* Begin DATA EXCERPTS *

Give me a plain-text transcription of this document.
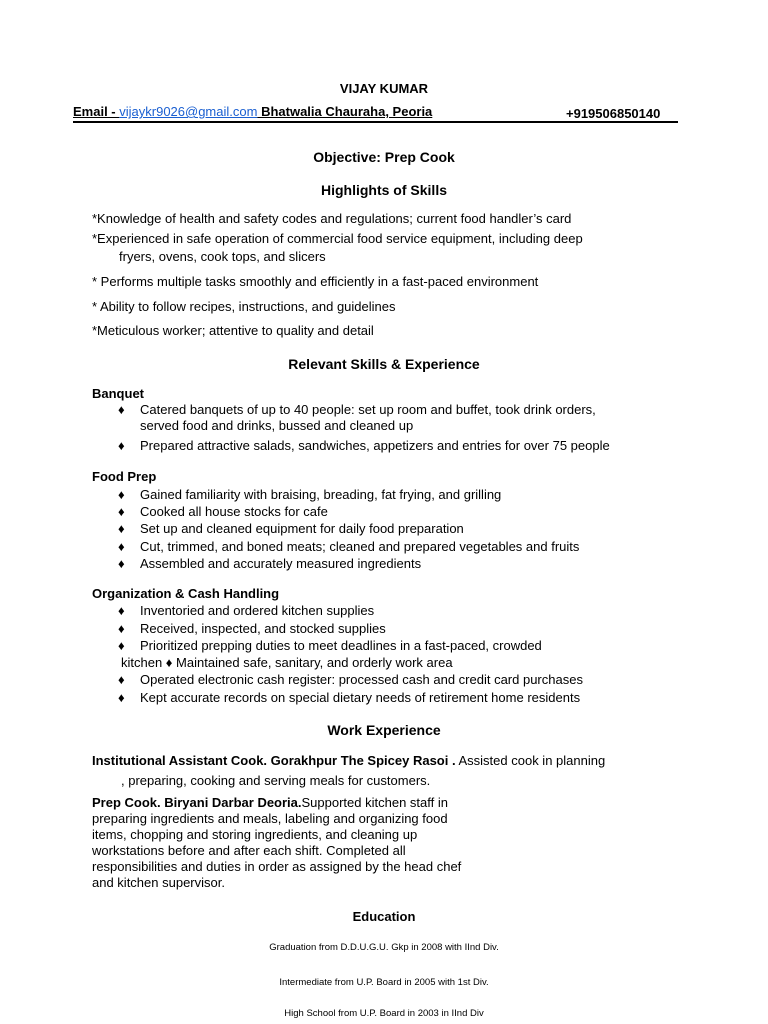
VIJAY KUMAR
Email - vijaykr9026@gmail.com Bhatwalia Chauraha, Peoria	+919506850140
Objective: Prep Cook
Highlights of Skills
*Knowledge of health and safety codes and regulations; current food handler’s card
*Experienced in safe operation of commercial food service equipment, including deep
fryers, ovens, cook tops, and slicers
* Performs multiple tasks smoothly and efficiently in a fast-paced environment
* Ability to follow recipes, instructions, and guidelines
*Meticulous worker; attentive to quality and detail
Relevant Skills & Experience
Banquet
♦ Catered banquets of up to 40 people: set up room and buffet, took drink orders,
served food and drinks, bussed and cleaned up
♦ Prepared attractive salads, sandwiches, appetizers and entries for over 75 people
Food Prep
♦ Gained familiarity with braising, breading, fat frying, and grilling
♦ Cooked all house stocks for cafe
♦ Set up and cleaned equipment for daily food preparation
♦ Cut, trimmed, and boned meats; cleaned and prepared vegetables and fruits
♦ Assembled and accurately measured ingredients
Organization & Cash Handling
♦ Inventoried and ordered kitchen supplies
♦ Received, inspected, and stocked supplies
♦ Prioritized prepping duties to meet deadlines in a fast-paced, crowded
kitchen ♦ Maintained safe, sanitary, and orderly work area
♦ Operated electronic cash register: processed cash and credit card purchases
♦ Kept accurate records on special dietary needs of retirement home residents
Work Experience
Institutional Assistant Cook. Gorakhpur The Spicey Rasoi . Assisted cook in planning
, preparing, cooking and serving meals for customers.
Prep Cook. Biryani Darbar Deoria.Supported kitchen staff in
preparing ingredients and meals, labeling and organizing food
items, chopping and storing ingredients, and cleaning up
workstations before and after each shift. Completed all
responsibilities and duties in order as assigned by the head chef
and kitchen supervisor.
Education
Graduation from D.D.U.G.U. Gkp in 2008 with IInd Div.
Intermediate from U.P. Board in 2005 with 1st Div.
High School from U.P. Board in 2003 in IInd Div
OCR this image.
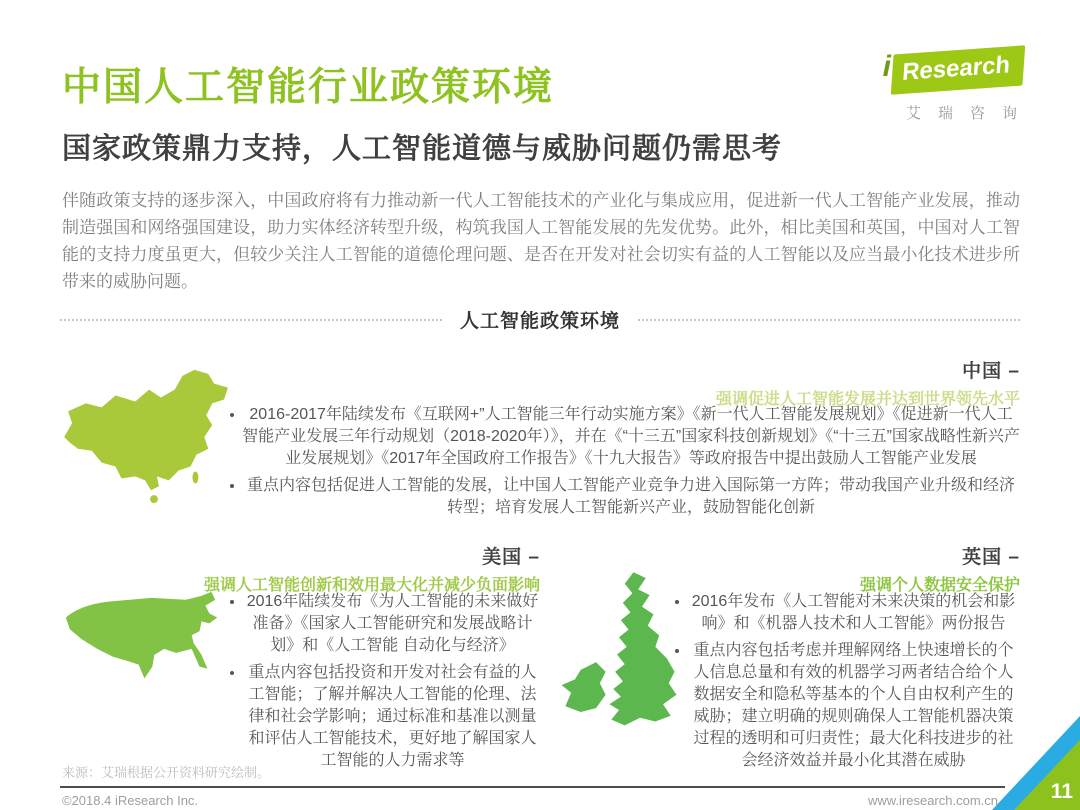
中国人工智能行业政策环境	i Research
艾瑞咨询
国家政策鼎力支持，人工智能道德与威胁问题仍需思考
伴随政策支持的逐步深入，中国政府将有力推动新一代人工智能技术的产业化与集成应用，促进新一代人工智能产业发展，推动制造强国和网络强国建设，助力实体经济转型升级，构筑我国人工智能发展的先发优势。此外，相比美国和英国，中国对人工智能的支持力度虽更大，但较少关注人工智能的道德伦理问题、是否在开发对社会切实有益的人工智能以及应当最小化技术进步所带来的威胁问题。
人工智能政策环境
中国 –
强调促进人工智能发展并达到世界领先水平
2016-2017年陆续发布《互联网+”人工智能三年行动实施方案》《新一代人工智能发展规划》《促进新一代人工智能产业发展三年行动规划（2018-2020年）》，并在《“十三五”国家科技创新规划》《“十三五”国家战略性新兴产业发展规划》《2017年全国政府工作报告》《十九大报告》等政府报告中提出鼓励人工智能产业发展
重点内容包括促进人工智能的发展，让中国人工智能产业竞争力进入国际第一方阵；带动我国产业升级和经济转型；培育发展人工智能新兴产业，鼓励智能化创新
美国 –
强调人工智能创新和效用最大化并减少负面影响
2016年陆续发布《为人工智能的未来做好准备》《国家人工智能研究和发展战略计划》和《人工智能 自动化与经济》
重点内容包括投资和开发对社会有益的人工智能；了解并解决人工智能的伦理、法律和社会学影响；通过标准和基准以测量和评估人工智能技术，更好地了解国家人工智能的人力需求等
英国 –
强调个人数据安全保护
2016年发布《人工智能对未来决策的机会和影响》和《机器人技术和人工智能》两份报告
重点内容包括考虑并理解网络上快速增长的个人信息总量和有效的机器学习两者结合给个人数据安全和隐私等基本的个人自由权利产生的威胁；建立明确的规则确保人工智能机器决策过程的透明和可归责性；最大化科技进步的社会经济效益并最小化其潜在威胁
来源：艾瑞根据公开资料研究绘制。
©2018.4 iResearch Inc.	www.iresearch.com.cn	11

* End DATA EXCERPTS *

> [WHAT THIS TASK INVOLVES]
Transcribe the material exactly, keeping every word and none of the pictures.

> [TASK RESULT]
Give me a plain-text transcription of this document.
VIJAY KUMAR
Email - vijaykr9026@gmail.com Bhatwalia Chauraha, Peoria	+919506850140
Objective: Prep Cook
Highlights of Skills
*Knowledge of health and safety codes and regulations; current food handler’s card
*Experienced in safe operation of commercial food service equipment, including deep
fryers, ovens, cook tops, and slicers
* Performs multiple tasks smoothly and efficiently in a fast-paced environment
* Ability to follow recipes, instructions, and guidelines
*Meticulous worker; attentive to quality and detail
Relevant Skills & Experience
Banquet
♦ Catered banquets of up to 40 people: set up room and buffet, took drink orders,
served food and drinks, bussed and cleaned up
♦ Prepared attractive salads, sandwiches, appetizers and entries for over 75 people
Food Prep
♦ Gained familiarity with braising, breading, fat frying, and grilling
♦ Cooked all house stocks for cafe
♦ Set up and cleaned equipment for daily food preparation
♦ Cut, trimmed, and boned meats; cleaned and prepared vegetables and fruits
♦ Assembled and accurately measured ingredients
Organization & Cash Handling
♦ Inventoried and ordered kitchen supplies
♦ Received, inspected, and stocked supplies
♦ Prioritized prepping duties to meet deadlines in a fast-paced, crowded
kitchen ♦ Maintained safe, sanitary, and orderly work area
♦ Operated electronic cash register: processed cash and credit card purchases
♦ Kept accurate records on special dietary needs of retirement home residents
Work Experience
Institutional Assistant Cook. Gorakhpur The Spicey Rasoi . Assisted cook in planning
, preparing, cooking and serving meals for customers.
Prep Cook. Biryani Darbar Deoria.Supported kitchen staff in
preparing ingredients and meals, labeling and organizing food
items, chopping and storing ingredients, and cleaning up
workstations before and after each shift. Completed all
responsibilities and duties in order as assigned by the head chef
and kitchen supervisor.
Education
Graduation from D.D.U.G.U. Gkp in 2008 with IInd Div.
Intermediate from U.P. Board in 2005 with 1st Div.
High School from U.P. Board in 2003 in IInd Div
OCR this image.
中国人工智能行业政策环境	i Research
艾瑞咨询
国家政策鼎力支持，人工智能道德与威胁问题仍需思考
伴随政策支持的逐步深入，中国政府将有力推动新一代人工智能技术的产业化与集成应用，促进新一代人工智能产业发展，推动制造强国和网络强国建设，助力实体经济转型升级，构筑我国人工智能发展的先发优势。此外，相比美国和英国，中国对人工智能的支持力度虽更大，但较少关注人工智能的道德伦理问题、是否在开发对社会切实有益的人工智能以及应当最小化技术进步所带来的威胁问题。
人工智能政策环境
中国 –
强调促进人工智能发展并达到世界领先水平
2016-2017年陆续发布《互联网+”人工智能三年行动实施方案》《新一代人工智能发展规划》《促进新一代人工智能产业发展三年行动规划（2018-2020年）》，并在《“十三五”国家科技创新规划》《“十三五”国家战略性新兴产业发展规划》《2017年全国政府工作报告》《十九大报告》等政府报告中提出鼓励人工智能产业发展
重点内容包括促进人工智能的发展，让中国人工智能产业竞争力进入国际第一方阵；带动我国产业升级和经济转型；培育发展人工智能新兴产业，鼓励智能化创新
美国 –
强调人工智能创新和效用最大化并减少负面影响
2016年陆续发布《为人工智能的未来做好准备》《国家人工智能研究和发展战略计划》和《人工智能 自动化与经济》
重点内容包括投资和开发对社会有益的人工智能；了解并解决人工智能的伦理、法律和社会学影响；通过标准和基准以测量和评估人工智能技术，更好地了解国家人工智能的人力需求等
英国 –
强调个人数据安全保护
2016年发布《人工智能对未来决策的机会和影响》和《机器人技术和人工智能》两份报告
重点内容包括考虑并理解网络上快速增长的个人信息总量和有效的机器学习两者结合给个人数据安全和隐私等基本的个人自由权利产生的威胁；建立明确的规则确保人工智能机器决策过程的透明和可归责性；最大化科技进步的社会经济效益并最小化其潜在威胁
来源：艾瑞根据公开资料研究绘制。
©2018.4 iResearch Inc.	www.iresearch.com.cn	11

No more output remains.